> **Written problem**
Your copy of the material below should match it exactly, except that it holds no pictures.
<<<<
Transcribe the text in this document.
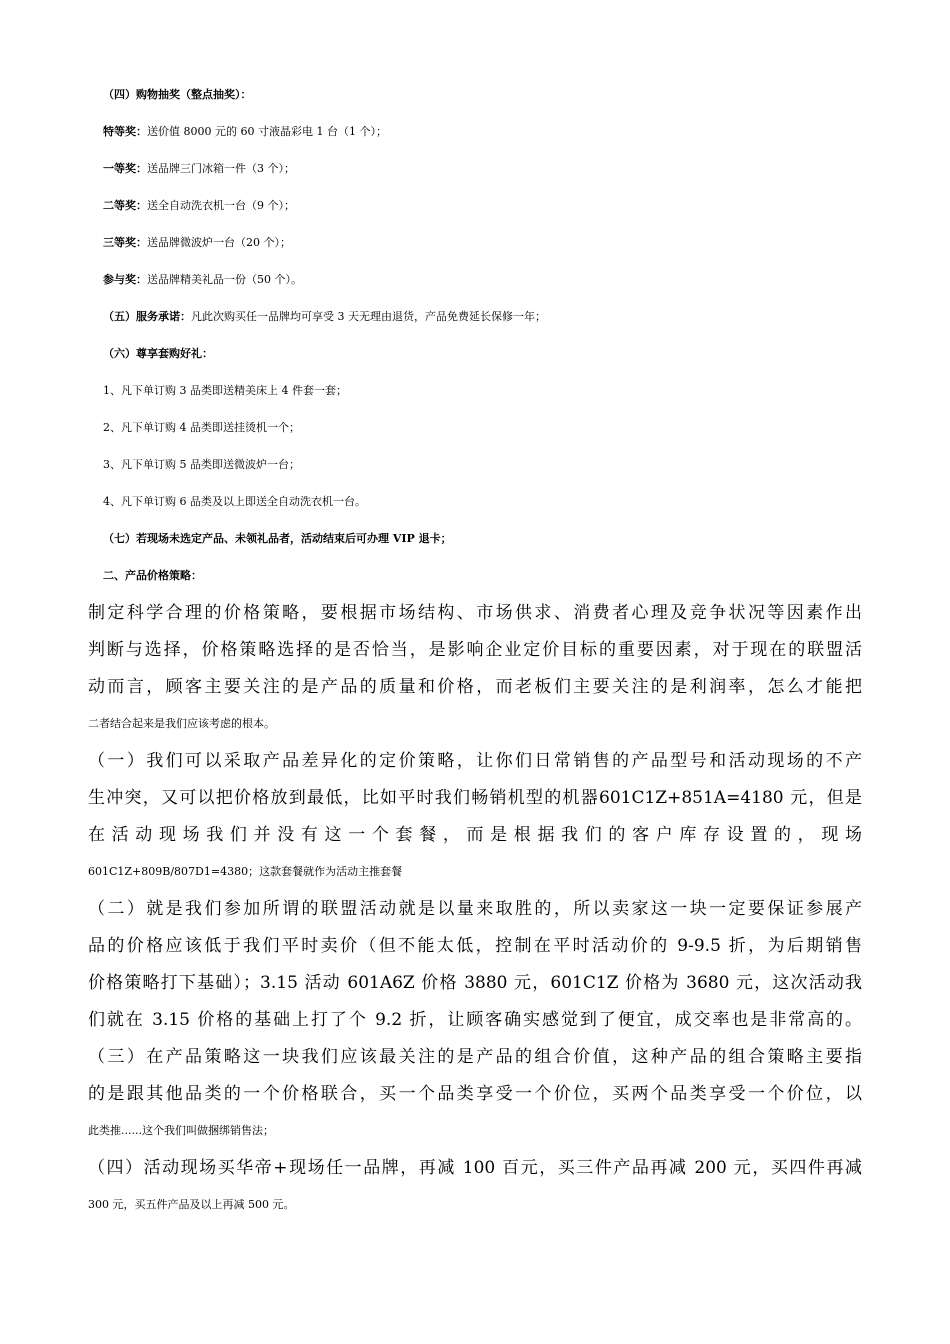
（四）购物抽奖（整点抽奖）：
特等奖：送价值 8000 元的 60 寸液晶彩电 1 台（1 个）；
一等奖：送品牌三门冰箱一件（3 个）；
二等奖：送全自动洗衣机一台（9 个）；
三等奖：送品牌微波炉一台（20 个）；
参与奖：送品牌精美礼品一份（50 个）。
（五）服务承诺：凡此次购买任一品牌均可享受 3 天无理由退货，产品免费延长保修一年；
（六）尊享套购好礼：
1、凡下单订购 3 品类即送精美床上 4 件套一套；
2、凡下单订购 4 品类即送挂烫机一个；
3、凡下单订购 5 品类即送微波炉一台；
4、凡下单订购 6 品类及以上即送全自动洗衣机一台。
（七）若现场未选定产品、未领礼品者，活动结束后可办理 VIP 退卡；
二、产品价格策略：
制定科学合理的价格策略，要根据市场结构、市场供求、消费者心理及竞争状况等因素作出
判断与选择，价格策略选择的是否恰当，是影响企业定价目标的重要因素，对于现在的联盟活
动而言，顾客主要关注的是产品的质量和价格，而老板们主要关注的是利润率，怎么才能把
二者结合起来是我们应该考虑的根本。
（一）我们可以采取产品差异化的定价策略，让你们日常销售的产品型号和活动现场的不产
生冲突，又可以把价格放到最低，比如平时我们畅销机型的机器601C1Z+851A=4180 元，但是
在活动现场我们并没有这一个套餐，而是根据我们的客户库存设置的，现场
601C1Z+809B/807D1=4380；这款套餐就作为活动主推套餐
（二）就是我们参加所谓的联盟活动就是以量来取胜的，所以卖家这一块一定要保证参展产
品的价格应该低于我们平时卖价（但不能太低，控制在平时活动价的 9-9.5 折，为后期销售
价格策略打下基础）；3.15 活动 601A6Z 价格 3880 元，601C1Z 价格为 3680 元，这次活动我
们就在 3.15 价格的基础上打了个 9.2 折，让顾客确实感觉到了便宜，成交率也是非常高的。
（三）在产品策略这一块我们应该最关注的是产品的组合价值，这种产品的组合策略主要指
的是跟其他品类的一个价格联合，买一个品类享受一个价位，买两个品类享受一个价位，以
此类推......这个我们叫做捆绑销售法；
（四）活动现场买华帝+现场任一品牌，再减 100 百元，买三件产品再减 200 元，买四件再减
300 元，买五件产品及以上再减 500 元。
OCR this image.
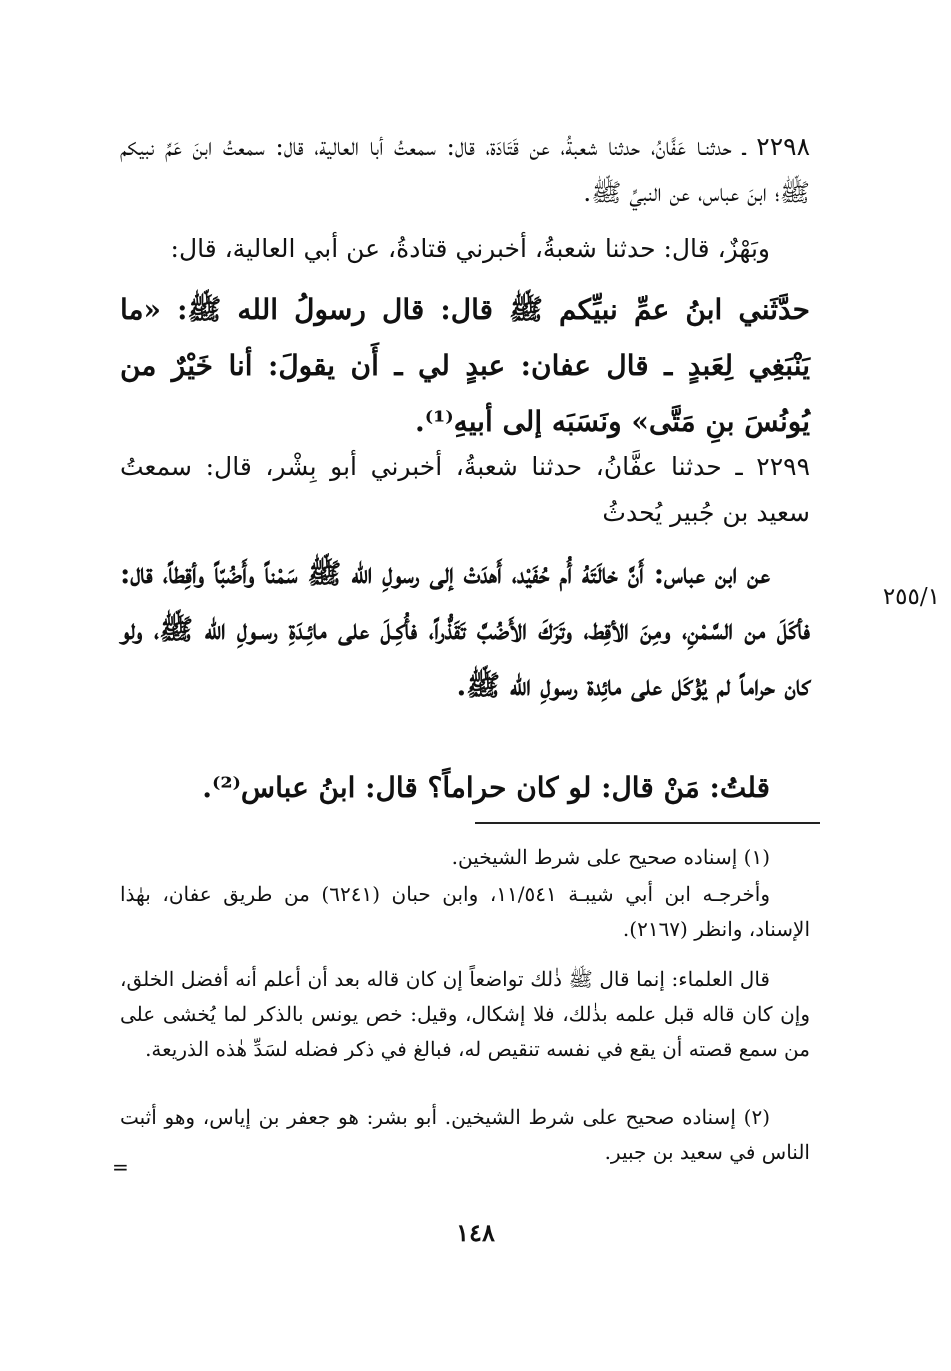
٢٢٩٨ ـ حدثنـا عَفَّانُ، حدثنا شعبةُ، عن قَتَادَة، قال: سمعتُ أبا العالية، قال: سمعتُ ابنَ عَمِّ نبيكم ﷺ؛ ابنَ عباس، عن النبيِّ ﷺ.
وبَهْزٌ، قال: حدثنا شعبةُ، أخبرني قتادةُ، عن أبي العالية، قال:
حدَّثَني ابنُ عمِّ نبيِّكم ﷺ قال: قال رسولُ الله ﷺ: «ما يَنْبَغِي لِعَبدٍ ـ قال عفان: عبدٍ لي ـ أَن يقولَ: أنا خَيْرٌ من يُونُسَ بنِ مَتَّى» ونَسَبَه إلى أبيهِ⁽¹⁾.
٢٢٩٩ ـ حدثنا عفَّانُ، حدثنا شعبةُ، أخبرني أبو بِشْر، قال: سمعتُ سعيد بن جُبير يُحدثُ
٢٥٥/١
عن ابن عباس: أَنَّ خالَتَهُ أُم حُفَيْد، أَهدَتْ إلى رسولِ الله ﷺ سَمْناً وأَضُبّاً وأقِطاً، قال: فأكَلَ من السَّمْنِ، ومِنَ الأقِط، وتَرَكَ الأَضُبَّ تَقَذُّراً، فأُكِـلَ على مائِـدَةِ رسـولِ الله ﷺ، ولو كان حراماً لم يُؤْكَل على مائِدة رسولِ الله ﷺ.
قلتُ: مَنْ قال: لو كان حراماً؟ قال: ابنُ عباس⁽²⁾.
(١) إسناده صحيح على شرط الشيخين.
وأخرجـه ابن أبي شيبـة ١١/٥٤١، وابن حبان (٦٢٤١) من طريق عفان، بهٰذا الإسناد، وانظر (٢١٦٧).
قال العلماء: إنما قال ﷺ ذٰلك تواضعاً إن كان قاله بعد أن أعلم أنه أفضل الخلق، وإن كان قاله قبل علمه بذٰلك، فلا إشكال، وقيل: خص يونس بالذكر لما يُخشى على من سمع قصته أن يقع في نفسه تنقيص له، فبالغ في ذكر فضله لسَدِّ هٰذه الذريعة.
(٢) إسناده صحيح على شرط الشيخين. أبو بشر: هو جعفر بن إياس، وهو أثبت الناس في سعيد بن جبير.
=
١٤٨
>>>>
> **Result below**
Transcribe the text in this document.
（四）购物抽奖（整点抽奖）：
特等奖：送价值 8000 元的 60 寸液晶彩电 1 台（1 个）；
一等奖：送品牌三门冰箱一件（3 个）；
二等奖：送全自动洗衣机一台（9 个）；
三等奖：送品牌微波炉一台（20 个）；
参与奖：送品牌精美礼品一份（50 个）。
（五）服务承诺：凡此次购买任一品牌均可享受 3 天无理由退货，产品免费延长保修一年；
（六）尊享套购好礼：
1、凡下单订购 3 品类即送精美床上 4 件套一套；
2、凡下单订购 4 品类即送挂烫机一个；
3、凡下单订购 5 品类即送微波炉一台；
4、凡下单订购 6 品类及以上即送全自动洗衣机一台。
（七）若现场未选定产品、未领礼品者，活动结束后可办理 VIP 退卡；
二、产品价格策略：
制定科学合理的价格策略，要根据市场结构、市场供求、消费者心理及竞争状况等因素作出
判断与选择，价格策略选择的是否恰当，是影响企业定价目标的重要因素，对于现在的联盟活
动而言，顾客主要关注的是产品的质量和价格，而老板们主要关注的是利润率，怎么才能把
二者结合起来是我们应该考虑的根本。
（一）我们可以采取产品差异化的定价策略，让你们日常销售的产品型号和活动现场的不产
生冲突，又可以把价格放到最低，比如平时我们畅销机型的机器601C1Z+851A=4180 元，但是
在活动现场我们并没有这一个套餐，而是根据我们的客户库存设置的，现场
601C1Z+809B/807D1=4380；这款套餐就作为活动主推套餐
（二）就是我们参加所谓的联盟活动就是以量来取胜的，所以卖家这一块一定要保证参展产
品的价格应该低于我们平时卖价（但不能太低，控制在平时活动价的 9-9.5 折，为后期销售
价格策略打下基础）；3.15 活动 601A6Z 价格 3880 元，601C1Z 价格为 3680 元，这次活动我
们就在 3.15 价格的基础上打了个 9.2 折，让顾客确实感觉到了便宜，成交率也是非常高的。
（三）在产品策略这一块我们应该最关注的是产品的组合价值，这种产品的组合策略主要指
的是跟其他品类的一个价格联合，买一个品类享受一个价位，买两个品类享受一个价位，以
此类推......这个我们叫做捆绑销售法；
（四）活动现场买华帝+现场任一品牌，再减 100 百元，买三件产品再减 200 元，买四件再减
300 元，买五件产品及以上再减 500 元。
OCR this image.
٢٢٩٨ ـ حدثنـا عَفَّانُ، حدثنا شعبةُ، عن قَتَادَة، قال: سمعتُ أبا العالية، قال: سمعتُ ابنَ عَمِّ نبيكم ﷺ؛ ابنَ عباس، عن النبيِّ ﷺ.
وبَهْزٌ، قال: حدثنا شعبةُ، أخبرني قتادةُ، عن أبي العالية، قال:
حدَّثَني ابنُ عمِّ نبيِّكم ﷺ قال: قال رسولُ الله ﷺ: «ما يَنْبَغِي لِعَبدٍ ـ قال عفان: عبدٍ لي ـ أَن يقولَ: أنا خَيْرٌ من يُونُسَ بنِ مَتَّى» ونَسَبَه إلى أبيهِ⁽¹⁾.
٢٢٩٩ ـ حدثنا عفَّانُ، حدثنا شعبةُ، أخبرني أبو بِشْر، قال: سمعتُ سعيد بن جُبير يُحدثُ
٢٥٥/١
عن ابن عباس: أَنَّ خالَتَهُ أُم حُفَيْد، أَهدَتْ إلى رسولِ الله ﷺ سَمْناً وأَضُبّاً وأقِطاً، قال: فأكَلَ من السَّمْنِ، ومِنَ الأقِط، وتَرَكَ الأَضُبَّ تَقَذُّراً، فأُكِـلَ على مائِـدَةِ رسـولِ الله ﷺ، ولو كان حراماً لم يُؤْكَل على مائِدة رسولِ الله ﷺ.
قلتُ: مَنْ قال: لو كان حراماً؟ قال: ابنُ عباس⁽²⁾.
(١) إسناده صحيح على شرط الشيخين.
وأخرجـه ابن أبي شيبـة ١١/٥٤١، وابن حبان (٦٢٤١) من طريق عفان، بهٰذا الإسناد، وانظر (٢١٦٧).
قال العلماء: إنما قال ﷺ ذٰلك تواضعاً إن كان قاله بعد أن أعلم أنه أفضل الخلق، وإن كان قاله قبل علمه بذٰلك، فلا إشكال، وقيل: خص يونس بالذكر لما يُخشى على من سمع قصته أن يقع في نفسه تنقيص له، فبالغ في ذكر فضله لسَدِّ هٰذه الذريعة.
(٢) إسناده صحيح على شرط الشيخين. أبو بشر: هو جعفر بن إياس، وهو أثبت الناس في سعيد بن جبير.
=
١٤٨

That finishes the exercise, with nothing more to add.